[Task statement] Reproduce each line bearing the word "ylabel".

Figure contents as structured data:
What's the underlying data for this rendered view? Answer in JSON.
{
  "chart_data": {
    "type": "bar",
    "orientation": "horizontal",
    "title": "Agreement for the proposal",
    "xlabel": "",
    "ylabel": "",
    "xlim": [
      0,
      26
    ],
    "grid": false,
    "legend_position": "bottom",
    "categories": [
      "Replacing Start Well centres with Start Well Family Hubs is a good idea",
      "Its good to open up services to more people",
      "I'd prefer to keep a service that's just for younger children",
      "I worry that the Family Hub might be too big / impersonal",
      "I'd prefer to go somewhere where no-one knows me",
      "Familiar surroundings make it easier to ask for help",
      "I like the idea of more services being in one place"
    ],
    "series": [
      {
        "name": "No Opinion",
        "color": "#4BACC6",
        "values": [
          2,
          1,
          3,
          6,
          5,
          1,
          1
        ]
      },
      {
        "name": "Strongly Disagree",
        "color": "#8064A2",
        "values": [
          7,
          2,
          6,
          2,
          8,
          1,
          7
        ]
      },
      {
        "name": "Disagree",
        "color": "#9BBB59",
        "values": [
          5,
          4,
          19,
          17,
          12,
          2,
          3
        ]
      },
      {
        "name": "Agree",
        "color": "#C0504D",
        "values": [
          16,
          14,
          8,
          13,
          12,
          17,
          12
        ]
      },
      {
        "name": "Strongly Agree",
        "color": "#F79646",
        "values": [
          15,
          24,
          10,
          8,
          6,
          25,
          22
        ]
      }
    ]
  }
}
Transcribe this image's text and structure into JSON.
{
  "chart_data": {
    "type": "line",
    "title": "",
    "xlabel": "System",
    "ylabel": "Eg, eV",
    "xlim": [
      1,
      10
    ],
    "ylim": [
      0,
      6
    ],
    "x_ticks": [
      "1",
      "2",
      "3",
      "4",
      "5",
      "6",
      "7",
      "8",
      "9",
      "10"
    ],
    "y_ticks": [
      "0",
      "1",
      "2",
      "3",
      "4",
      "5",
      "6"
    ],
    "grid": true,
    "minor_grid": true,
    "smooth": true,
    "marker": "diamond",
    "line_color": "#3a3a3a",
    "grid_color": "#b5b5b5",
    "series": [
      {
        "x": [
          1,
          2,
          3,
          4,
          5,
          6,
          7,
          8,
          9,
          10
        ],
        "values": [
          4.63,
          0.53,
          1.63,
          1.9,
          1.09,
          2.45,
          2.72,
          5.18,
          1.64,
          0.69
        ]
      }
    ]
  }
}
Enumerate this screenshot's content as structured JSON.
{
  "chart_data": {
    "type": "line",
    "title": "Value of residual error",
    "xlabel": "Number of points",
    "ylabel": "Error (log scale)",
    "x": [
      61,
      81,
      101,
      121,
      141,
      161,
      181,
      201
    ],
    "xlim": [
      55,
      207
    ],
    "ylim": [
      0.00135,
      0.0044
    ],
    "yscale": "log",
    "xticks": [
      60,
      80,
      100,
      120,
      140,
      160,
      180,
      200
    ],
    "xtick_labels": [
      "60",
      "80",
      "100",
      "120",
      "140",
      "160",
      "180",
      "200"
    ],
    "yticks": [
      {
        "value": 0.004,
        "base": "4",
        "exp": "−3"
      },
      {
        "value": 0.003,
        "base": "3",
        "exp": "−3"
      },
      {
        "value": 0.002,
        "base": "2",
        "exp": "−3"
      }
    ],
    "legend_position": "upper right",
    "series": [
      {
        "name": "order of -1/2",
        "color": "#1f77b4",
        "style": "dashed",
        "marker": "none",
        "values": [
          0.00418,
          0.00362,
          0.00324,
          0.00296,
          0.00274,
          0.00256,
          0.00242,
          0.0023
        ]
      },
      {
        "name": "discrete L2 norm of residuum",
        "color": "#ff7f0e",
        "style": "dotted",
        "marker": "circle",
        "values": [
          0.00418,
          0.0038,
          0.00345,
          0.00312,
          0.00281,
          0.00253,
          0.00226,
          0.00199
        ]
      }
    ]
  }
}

[Worked answer]
    "ylabel": "",
    "ylabel": "Eg, eV",
    "ylabel": "Error (log scale)",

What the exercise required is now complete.